OBJECTIVE: Collect every line below that contains the word "mantissa".
^^^^^^^^^^^^^^^^
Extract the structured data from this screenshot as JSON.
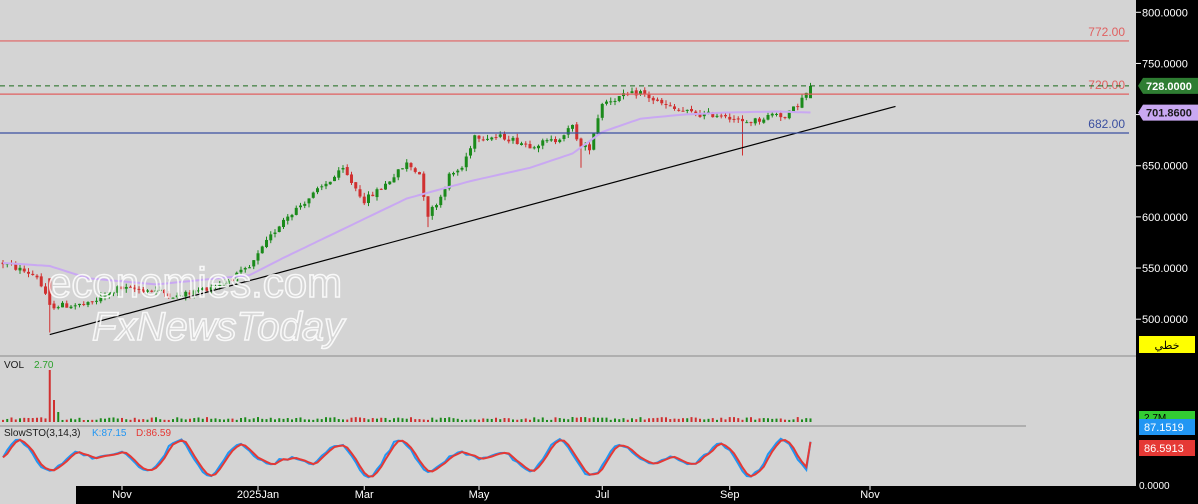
{
  "chart_data": {
    "type": "candlestick",
    "instrument_panel": {
      "y_ticks": [
        500,
        550,
        600,
        650,
        700,
        750,
        800
      ],
      "y_tick_labels": [
        "500.0000",
        "550.0000",
        "600.0000",
        "650.0000",
        "700.0000",
        "750.0000",
        "800.0000"
      ],
      "ylim": [
        465,
        812
      ],
      "x_labels": [
        {
          "label": "Nov",
          "bar": 28
        },
        {
          "label": "2025Jan",
          "bar": 60
        },
        {
          "label": "Mar",
          "bar": 85
        },
        {
          "label": "May",
          "bar": 112
        },
        {
          "label": "Jul",
          "bar": 141
        },
        {
          "label": "Sep",
          "bar": 171
        },
        {
          "label": "Nov",
          "bar": 204
        }
      ],
      "bar_count": 218,
      "anchors": [
        [
          0,
          555
        ],
        [
          8,
          542
        ],
        [
          11,
          513
        ],
        [
          20,
          514
        ],
        [
          27,
          530
        ],
        [
          36,
          528
        ],
        [
          41,
          522
        ],
        [
          46,
          528
        ],
        [
          52,
          536
        ],
        [
          58,
          550
        ],
        [
          62,
          575
        ],
        [
          66,
          598
        ],
        [
          69,
          608
        ],
        [
          73,
          622
        ],
        [
          80,
          646
        ],
        [
          85,
          616
        ],
        [
          89,
          628
        ],
        [
          95,
          652
        ],
        [
          98,
          642
        ],
        [
          100,
          602
        ],
        [
          103,
          620
        ],
        [
          105,
          640
        ],
        [
          108,
          648
        ],
        [
          111,
          680
        ],
        [
          113,
          678
        ],
        [
          118,
          678
        ],
        [
          124,
          670
        ],
        [
          130,
          675
        ],
        [
          134,
          688
        ],
        [
          136,
          668
        ],
        [
          138,
          668
        ],
        [
          141,
          712
        ],
        [
          146,
          718
        ],
        [
          150,
          722
        ],
        [
          154,
          712
        ],
        [
          158,
          705
        ],
        [
          164,
          700
        ],
        [
          170,
          700
        ],
        [
          174,
          692
        ],
        [
          178,
          695
        ],
        [
          182,
          702
        ],
        [
          184,
          697
        ],
        [
          187,
          710
        ],
        [
          190,
          726
        ]
      ],
      "ma_anchors": [
        [
          0,
          555
        ],
        [
          11,
          552
        ],
        [
          20,
          540
        ],
        [
          36,
          534
        ],
        [
          58,
          543
        ],
        [
          66,
          560
        ],
        [
          80,
          588
        ],
        [
          95,
          618
        ],
        [
          110,
          635
        ],
        [
          124,
          648
        ],
        [
          134,
          662
        ],
        [
          141,
          683
        ],
        [
          150,
          696
        ],
        [
          160,
          700
        ],
        [
          170,
          702
        ],
        [
          182,
          703
        ],
        [
          190,
          702
        ]
      ],
      "support_line": {
        "from": {
          "bar": 11,
          "price": 485
        },
        "to": {
          "bar": 210,
          "price": 708
        }
      },
      "horizontal_levels": [
        {
          "value": 772,
          "label": "772.00",
          "color": "#e06060"
        },
        {
          "value": 720,
          "label": "720.00",
          "color": "#e06060"
        },
        {
          "value": 682,
          "label": "682.00",
          "color": "#3a4fa0"
        }
      ],
      "last_price": {
        "value": 728,
        "label": "728.0000",
        "color": "#2e7d32"
      },
      "ma_value": {
        "value": 701.86,
        "label": "701.8600",
        "color": "#c9a8f2"
      },
      "chart_type_badge": "خطي"
    },
    "volume_panel": {
      "title": "VOL",
      "value_label": "2.70",
      "right_label": "2.7M",
      "spike_bar": 11
    },
    "stochastic_panel": {
      "title": "SlowSTO(3,14,3)",
      "k_label": "K:87.15",
      "d_label": "D:86.59",
      "k_value": {
        "value": 87.15,
        "label": "87.1519",
        "color": "#2196f3"
      },
      "d_value": {
        "value": 86.59,
        "label": "86.5913",
        "color": "#e53935"
      },
      "axis_label": "0.0000"
    },
    "watermark": {
      "line1": "economies.com",
      "line2": "FxNewsToday"
    }
  },
  "colors": {
    "background": "#d4d4d4",
    "axis_background": "#000000",
    "bull": "#1b8a1b",
    "bear": "#d03030",
    "moving_average": "#c9a8f2",
    "support_line": "#000000",
    "stoch_k": "#2196f3",
    "stoch_d": "#e53935"
  }
}
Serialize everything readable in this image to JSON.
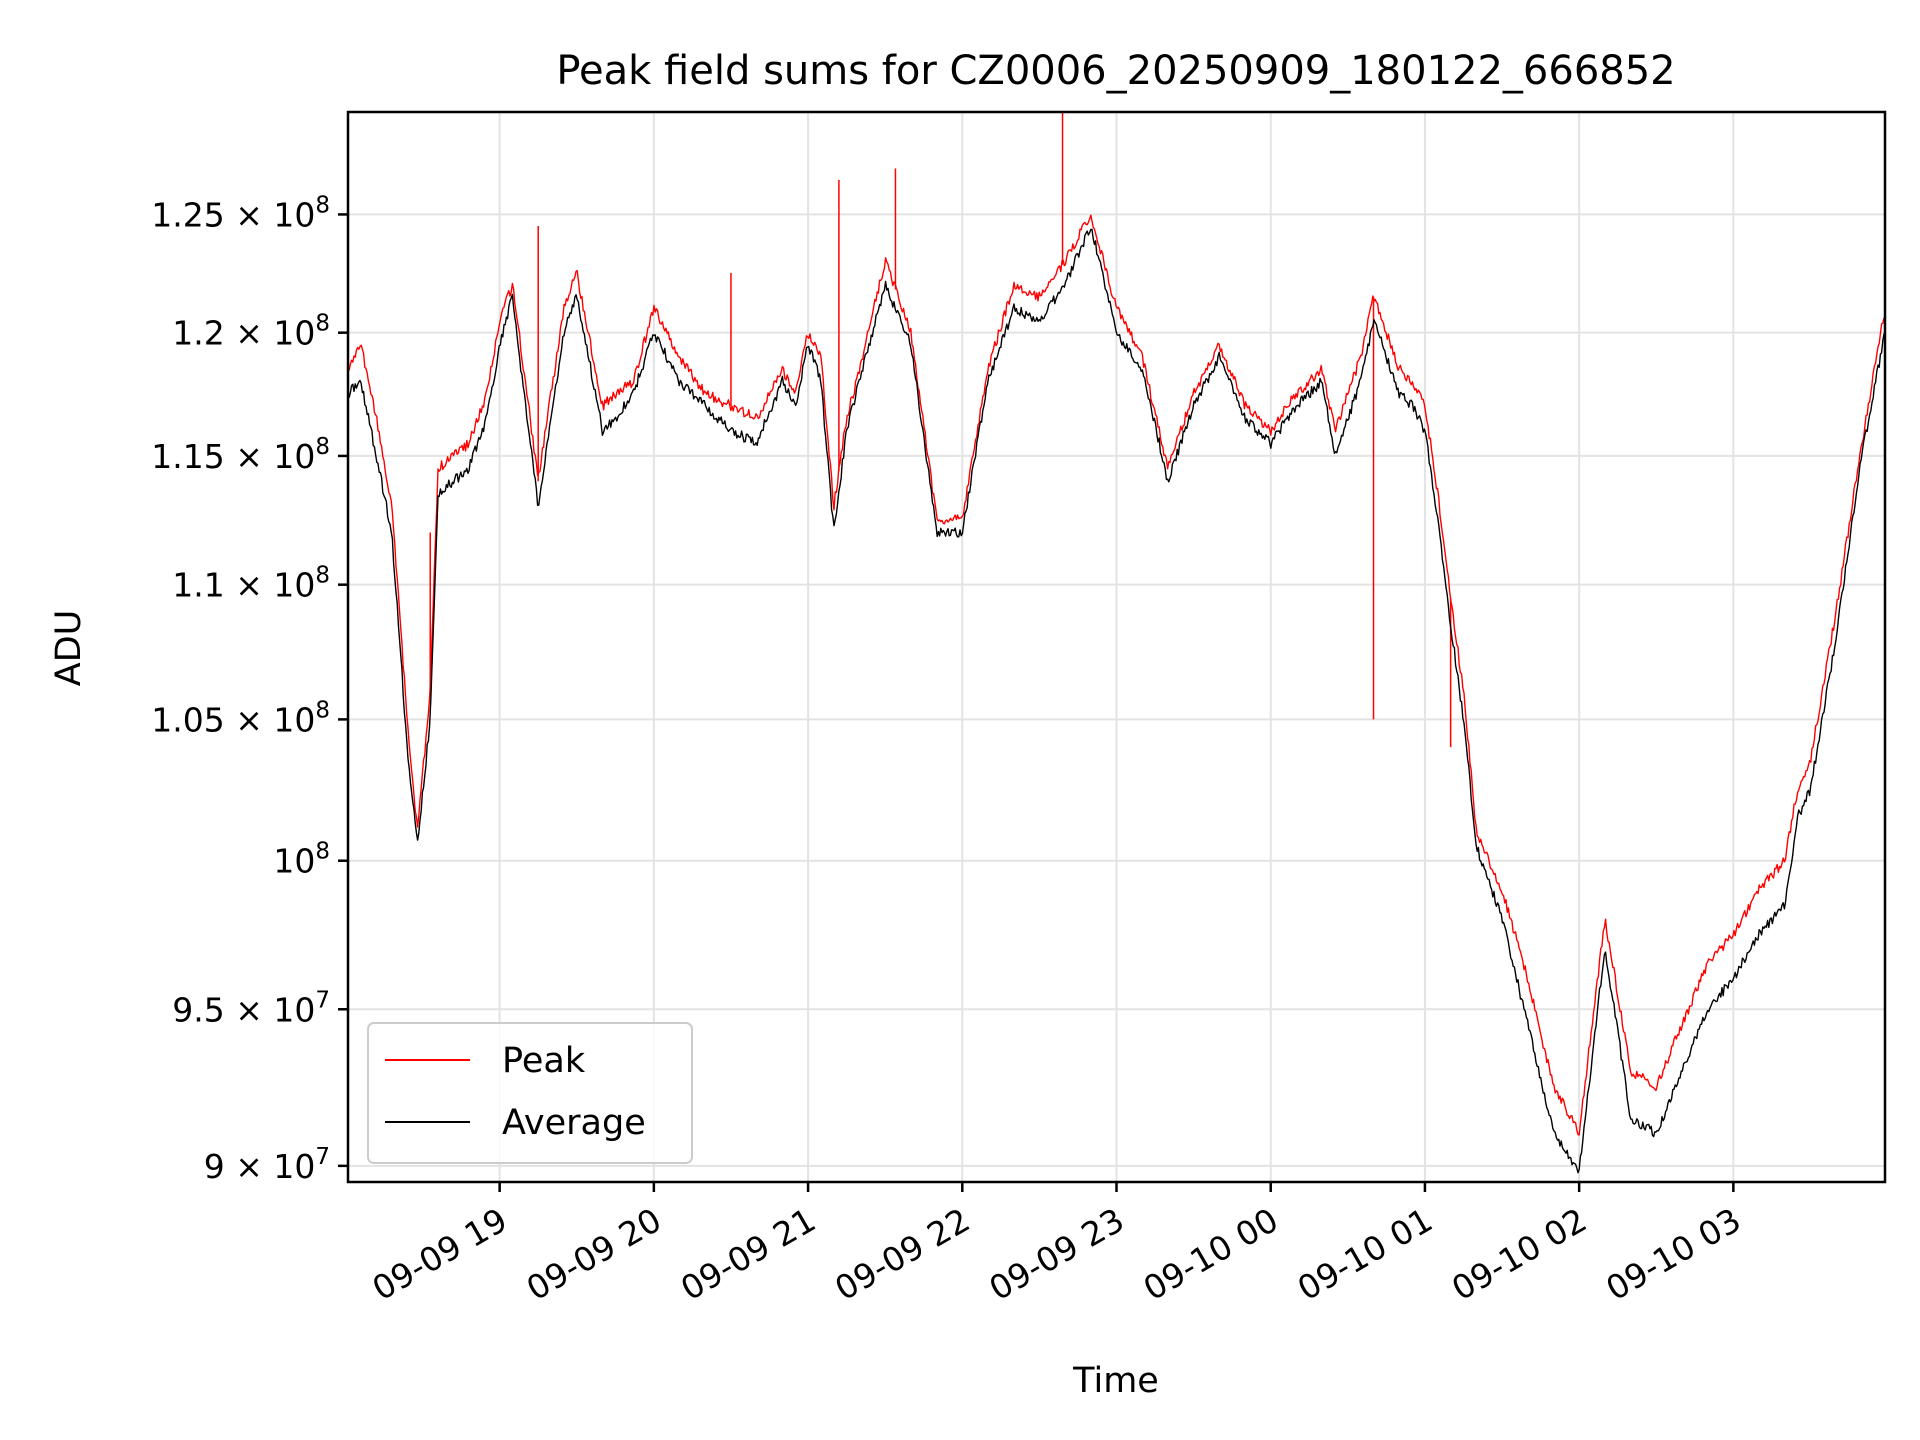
{
  "chart_data": {
    "type": "line",
    "title": "Peak field sums for CZ0006_20250909_180122_666852",
    "xlabel": "Time",
    "ylabel": "ADU",
    "y_scale": "log",
    "xlim": [
      "2025-09-09 18:01",
      "2025-09-10 03:59"
    ],
    "ylim": [
      89500000,
      129500000
    ],
    "grid": true,
    "legend_position": "lower-left",
    "x_ticks": [
      {
        "value": "2025-09-09 19:00",
        "label": "09-09 19"
      },
      {
        "value": "2025-09-09 20:00",
        "label": "09-09 20"
      },
      {
        "value": "2025-09-09 21:00",
        "label": "09-09 21"
      },
      {
        "value": "2025-09-09 22:00",
        "label": "09-09 22"
      },
      {
        "value": "2025-09-09 23:00",
        "label": "09-09 23"
      },
      {
        "value": "2025-09-10 00:00",
        "label": "09-10 00"
      },
      {
        "value": "2025-09-10 01:00",
        "label": "09-10 01"
      },
      {
        "value": "2025-09-10 02:00",
        "label": "09-10 02"
      },
      {
        "value": "2025-09-10 03:00",
        "label": "09-10 03"
      }
    ],
    "y_ticks": [
      {
        "value": 90000000,
        "mantissa": "9",
        "exponent": "7"
      },
      {
        "value": 95000000,
        "mantissa": "9.5",
        "exponent": "7"
      },
      {
        "value": 100000000,
        "mantissa": "",
        "exponent": "8"
      },
      {
        "value": 105000000,
        "mantissa": "1.05",
        "exponent": "8"
      },
      {
        "value": 110000000,
        "mantissa": "1.1",
        "exponent": "8"
      },
      {
        "value": 115000000,
        "mantissa": "1.15",
        "exponent": "8"
      },
      {
        "value": 120000000,
        "mantissa": "1.2",
        "exponent": "8"
      },
      {
        "value": 125000000,
        "mantissa": "1.25",
        "exponent": "8"
      }
    ],
    "series": [
      {
        "name": "Peak",
        "color": "#ff0000",
        "x": [
          "2025-09-09 18:01",
          "2025-09-09 18:06",
          "2025-09-09 18:12",
          "2025-09-09 18:18",
          "2025-09-09 18:24",
          "2025-09-09 18:28",
          "2025-09-09 18:33",
          "2025-09-09 18:36",
          "2025-09-09 18:48",
          "2025-09-09 18:55",
          "2025-09-09 19:00",
          "2025-09-09 19:05",
          "2025-09-09 19:10",
          "2025-09-09 19:15",
          "2025-09-09 19:25",
          "2025-09-09 19:30",
          "2025-09-09 19:40",
          "2025-09-09 19:45",
          "2025-09-09 19:52",
          "2025-09-09 20:00",
          "2025-09-09 20:10",
          "2025-09-09 20:20",
          "2025-09-09 20:30",
          "2025-09-09 20:40",
          "2025-09-09 20:50",
          "2025-09-09 20:55",
          "2025-09-09 21:00",
          "2025-09-09 21:05",
          "2025-09-09 21:10",
          "2025-09-09 21:15",
          "2025-09-09 21:20",
          "2025-09-09 21:30",
          "2025-09-09 21:40",
          "2025-09-09 21:50",
          "2025-09-09 22:00",
          "2025-09-09 22:10",
          "2025-09-09 22:20",
          "2025-09-09 22:30",
          "2025-09-09 22:40",
          "2025-09-09 22:50",
          "2025-09-09 23:00",
          "2025-09-09 23:10",
          "2025-09-09 23:20",
          "2025-09-09 23:30",
          "2025-09-09 23:40",
          "2025-09-09 23:50",
          "2025-09-10 00:00",
          "2025-09-10 00:10",
          "2025-09-10 00:20",
          "2025-09-10 00:25",
          "2025-09-10 00:35",
          "2025-09-10 00:40",
          "2025-09-10 00:50",
          "2025-09-10 00:55",
          "2025-09-10 01:00",
          "2025-09-10 01:05",
          "2025-09-10 01:10",
          "2025-09-10 01:15",
          "2025-09-10 01:20",
          "2025-09-10 01:30",
          "2025-09-10 01:40",
          "2025-09-10 01:50",
          "2025-09-10 02:00",
          "2025-09-10 02:10",
          "2025-09-10 02:20",
          "2025-09-10 02:30",
          "2025-09-10 02:40",
          "2025-09-10 02:50",
          "2025-09-10 03:00",
          "2025-09-10 03:10",
          "2025-09-10 03:20",
          "2025-09-10 03:25",
          "2025-09-10 03:30",
          "2025-09-10 03:40",
          "2025-09-10 03:50",
          "2025-09-10 03:59"
        ],
        "y": [
          118500000,
          119500000,
          116500000,
          113000000,
          105000000,
          101000000,
          106000000,
          114500000,
          115500000,
          117500000,
          120500000,
          122000000,
          118000000,
          114000000,
          121000000,
          122500000,
          117000000,
          117500000,
          118000000,
          121000000,
          119000000,
          117500000,
          117000000,
          116500000,
          118500000,
          117500000,
          120000000,
          119000000,
          113000000,
          116500000,
          118500000,
          123000000,
          120000000,
          112500000,
          112500000,
          118500000,
          122000000,
          121500000,
          123000000,
          125000000,
          121000000,
          119000000,
          114500000,
          117500000,
          119500000,
          117000000,
          116000000,
          117500000,
          118500000,
          116000000,
          119000000,
          121500000,
          118500000,
          118000000,
          117000000,
          113500000,
          109500000,
          106000000,
          101000000,
          99000000,
          96000000,
          92500000,
          91000000,
          98000000,
          93000000,
          92500000,
          94500000,
          96500000,
          97500000,
          99000000,
          100000000,
          102500000,
          103500000,
          109000000,
          115500000,
          121000000
        ],
        "spikes": [
          {
            "x": "2025-09-09 18:33",
            "y": 112000000
          },
          {
            "x": "2025-09-09 19:15",
            "y": 124500000
          },
          {
            "x": "2025-09-09 20:30",
            "y": 122500000
          },
          {
            "x": "2025-09-09 21:12",
            "y": 126500000
          },
          {
            "x": "2025-09-09 21:34",
            "y": 127000000
          },
          {
            "x": "2025-09-09 22:39",
            "y": 129500000
          },
          {
            "x": "2025-09-10 00:40",
            "y": 105000000
          },
          {
            "x": "2025-09-10 01:10",
            "y": 104000000
          }
        ]
      },
      {
        "name": "Average",
        "color": "#000000",
        "x": [
          "2025-09-09 18:01",
          "2025-09-09 18:06",
          "2025-09-09 18:12",
          "2025-09-09 18:18",
          "2025-09-09 18:24",
          "2025-09-09 18:28",
          "2025-09-09 18:33",
          "2025-09-09 18:36",
          "2025-09-09 18:48",
          "2025-09-09 18:55",
          "2025-09-09 19:00",
          "2025-09-09 19:05",
          "2025-09-09 19:10",
          "2025-09-09 19:15",
          "2025-09-09 19:25",
          "2025-09-09 19:30",
          "2025-09-09 19:40",
          "2025-09-09 19:45",
          "2025-09-09 19:52",
          "2025-09-09 20:00",
          "2025-09-09 20:10",
          "2025-09-09 20:20",
          "2025-09-09 20:30",
          "2025-09-09 20:40",
          "2025-09-09 20:50",
          "2025-09-09 20:55",
          "2025-09-09 21:00",
          "2025-09-09 21:05",
          "2025-09-09 21:10",
          "2025-09-09 21:15",
          "2025-09-09 21:20",
          "2025-09-09 21:30",
          "2025-09-09 21:40",
          "2025-09-09 21:50",
          "2025-09-09 22:00",
          "2025-09-09 22:10",
          "2025-09-09 22:20",
          "2025-09-09 22:30",
          "2025-09-09 22:40",
          "2025-09-09 22:50",
          "2025-09-09 23:00",
          "2025-09-09 23:10",
          "2025-09-09 23:20",
          "2025-09-09 23:30",
          "2025-09-09 23:40",
          "2025-09-09 23:50",
          "2025-09-10 00:00",
          "2025-09-10 00:10",
          "2025-09-10 00:20",
          "2025-09-10 00:25",
          "2025-09-10 00:35",
          "2025-09-10 00:40",
          "2025-09-10 00:50",
          "2025-09-10 00:55",
          "2025-09-10 01:00",
          "2025-09-10 01:05",
          "2025-09-10 01:10",
          "2025-09-10 01:15",
          "2025-09-10 01:20",
          "2025-09-10 01:30",
          "2025-09-10 01:40",
          "2025-09-10 01:50",
          "2025-09-10 02:00",
          "2025-09-10 02:10",
          "2025-09-10 02:20",
          "2025-09-10 02:30",
          "2025-09-10 02:40",
          "2025-09-10 02:50",
          "2025-09-10 03:00",
          "2025-09-10 03:10",
          "2025-09-10 03:20",
          "2025-09-10 03:25",
          "2025-09-10 03:30",
          "2025-09-10 03:40",
          "2025-09-10 03:50",
          "2025-09-10 03:59"
        ],
        "y": [
          117500000,
          118000000,
          115000000,
          112000000,
          104000000,
          100500000,
          105000000,
          113500000,
          114500000,
          116500000,
          119500000,
          121500000,
          117000000,
          113000000,
          120000000,
          121500000,
          116000000,
          116500000,
          117500000,
          120000000,
          118000000,
          117000000,
          116000000,
          115500000,
          118000000,
          117000000,
          119500000,
          118000000,
          112000000,
          116000000,
          118000000,
          122000000,
          119500000,
          112000000,
          112000000,
          118000000,
          121000000,
          120500000,
          122000000,
          124500000,
          120000000,
          118500000,
          114000000,
          117000000,
          119000000,
          116500000,
          115500000,
          117000000,
          118000000,
          115000000,
          118000000,
          120500000,
          117500000,
          117000000,
          116000000,
          112500000,
          108500000,
          105000000,
          100500000,
          98000000,
          94500000,
          91000000,
          89800000,
          97000000,
          91500000,
          91000000,
          93000000,
          95000000,
          96000000,
          97500000,
          98500000,
          101500000,
          102500000,
          108000000,
          115000000,
          120000000
        ]
      }
    ]
  }
}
^^^^^^^^^^^^^^^^
REPLY TO THE TASK:
        "mantissa": "9",
        "mantissa": "9.5",
        "mantissa": "",
        "mantissa": "1.05",
        "mantissa": "1.1",
        "mantissa": "1.15",
        "mantissa": "1.2",
        "mantissa": "1.25",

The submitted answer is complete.